Task directions:
Search the listing for "from" and copy every line where it appears.

begin Input for this task

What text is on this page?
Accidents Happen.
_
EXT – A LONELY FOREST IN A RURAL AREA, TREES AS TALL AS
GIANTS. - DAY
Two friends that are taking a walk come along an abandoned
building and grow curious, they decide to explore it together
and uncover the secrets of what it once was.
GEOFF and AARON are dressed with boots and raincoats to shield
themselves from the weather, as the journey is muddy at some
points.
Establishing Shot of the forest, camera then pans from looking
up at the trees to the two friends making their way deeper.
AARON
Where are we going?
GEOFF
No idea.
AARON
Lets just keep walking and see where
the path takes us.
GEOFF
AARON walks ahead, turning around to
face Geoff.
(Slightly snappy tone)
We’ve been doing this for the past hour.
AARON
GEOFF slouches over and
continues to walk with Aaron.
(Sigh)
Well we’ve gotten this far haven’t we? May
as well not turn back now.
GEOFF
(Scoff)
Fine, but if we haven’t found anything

end Input for this task

Task result:
themselves from the weather, as the journey is muddy at some
Establishing Shot of the forest, camera then pans from looking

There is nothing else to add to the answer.